▸ REQUEST
Give the data again exactly as written, skipping any pictures.

▸ Dataset records on visual material
(begin)

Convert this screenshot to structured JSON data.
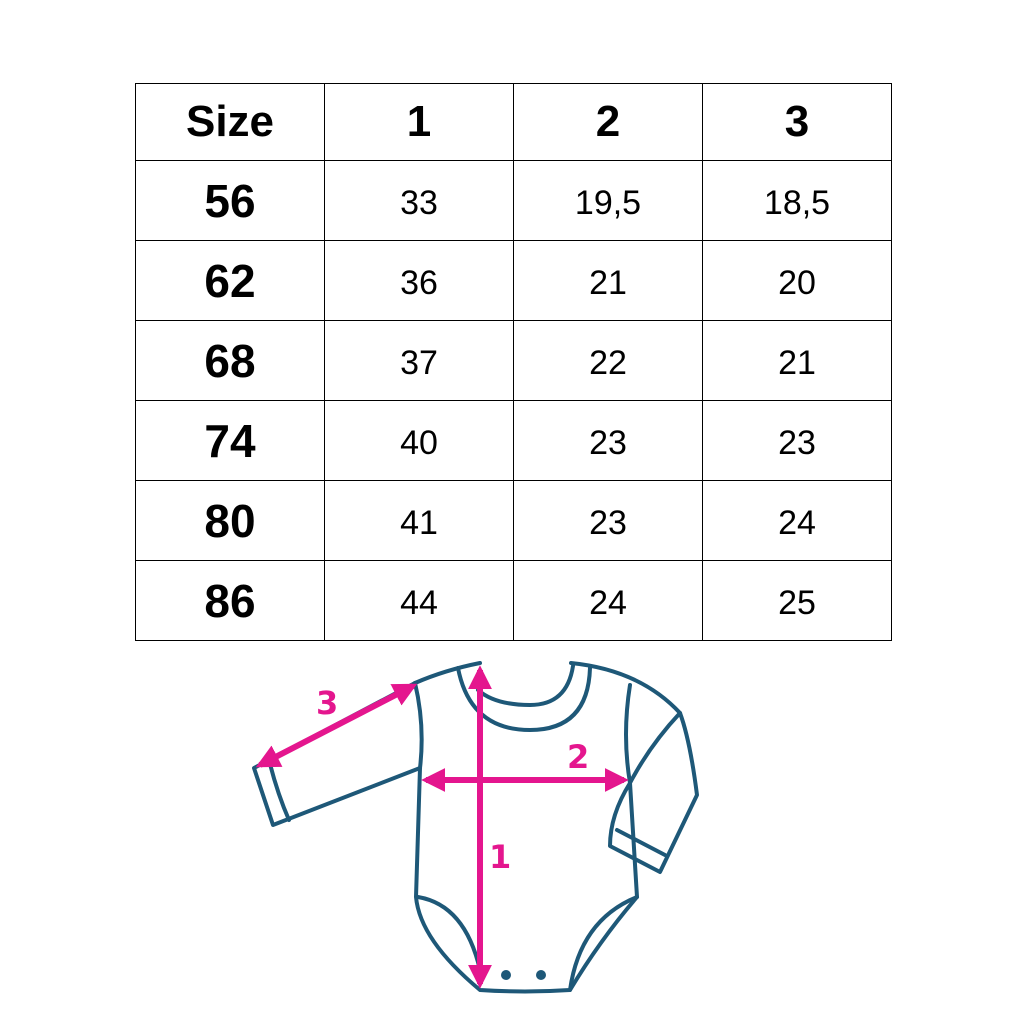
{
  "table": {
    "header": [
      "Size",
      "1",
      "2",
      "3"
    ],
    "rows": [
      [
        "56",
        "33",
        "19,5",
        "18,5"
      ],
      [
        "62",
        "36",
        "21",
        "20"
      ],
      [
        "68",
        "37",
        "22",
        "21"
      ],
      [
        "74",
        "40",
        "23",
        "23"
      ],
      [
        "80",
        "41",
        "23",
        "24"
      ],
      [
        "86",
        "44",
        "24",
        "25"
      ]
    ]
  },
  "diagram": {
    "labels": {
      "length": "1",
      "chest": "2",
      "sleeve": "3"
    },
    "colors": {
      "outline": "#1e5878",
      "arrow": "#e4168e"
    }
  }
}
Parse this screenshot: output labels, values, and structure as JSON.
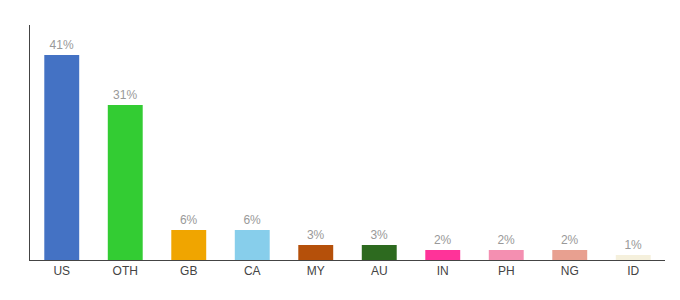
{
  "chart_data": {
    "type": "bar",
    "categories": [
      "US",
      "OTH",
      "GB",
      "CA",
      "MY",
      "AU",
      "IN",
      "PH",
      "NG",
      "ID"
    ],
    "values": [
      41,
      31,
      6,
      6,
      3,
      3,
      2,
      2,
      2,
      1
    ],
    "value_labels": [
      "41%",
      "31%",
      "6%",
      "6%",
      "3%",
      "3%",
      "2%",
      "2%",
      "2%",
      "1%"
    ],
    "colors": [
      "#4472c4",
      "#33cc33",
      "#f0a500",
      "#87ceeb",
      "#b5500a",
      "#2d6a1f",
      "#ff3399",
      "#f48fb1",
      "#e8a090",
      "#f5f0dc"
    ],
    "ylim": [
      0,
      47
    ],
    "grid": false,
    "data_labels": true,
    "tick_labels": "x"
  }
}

(end)

▸ RESPONSE
Convert this screenshot to structured JSON data.
{
  "table": {
    "header": [
      "Size",
      "1",
      "2",
      "3"
    ],
    "rows": [
      [
        "56",
        "33",
        "19,5",
        "18,5"
      ],
      [
        "62",
        "36",
        "21",
        "20"
      ],
      [
        "68",
        "37",
        "22",
        "21"
      ],
      [
        "74",
        "40",
        "23",
        "23"
      ],
      [
        "80",
        "41",
        "23",
        "24"
      ],
      [
        "86",
        "44",
        "24",
        "25"
      ]
    ]
  },
  "diagram": {
    "labels": {
      "length": "1",
      "chest": "2",
      "sleeve": "3"
    },
    "colors": {
      "outline": "#1e5878",
      "arrow": "#e4168e"
    }
  }
}
Parse this screenshot: output labels, values, and structure as JSON.
{
  "chart_data": {
    "type": "bar",
    "categories": [
      "US",
      "OTH",
      "GB",
      "CA",
      "MY",
      "AU",
      "IN",
      "PH",
      "NG",
      "ID"
    ],
    "values": [
      41,
      31,
      6,
      6,
      3,
      3,
      2,
      2,
      2,
      1
    ],
    "value_labels": [
      "41%",
      "31%",
      "6%",
      "6%",
      "3%",
      "3%",
      "2%",
      "2%",
      "2%",
      "1%"
    ],
    "colors": [
      "#4472c4",
      "#33cc33",
      "#f0a500",
      "#87ceeb",
      "#b5500a",
      "#2d6a1f",
      "#ff3399",
      "#f48fb1",
      "#e8a090",
      "#f5f0dc"
    ],
    "ylim": [
      0,
      47
    ],
    "grid": false,
    "data_labels": true,
    "tick_labels": "x"
  }
}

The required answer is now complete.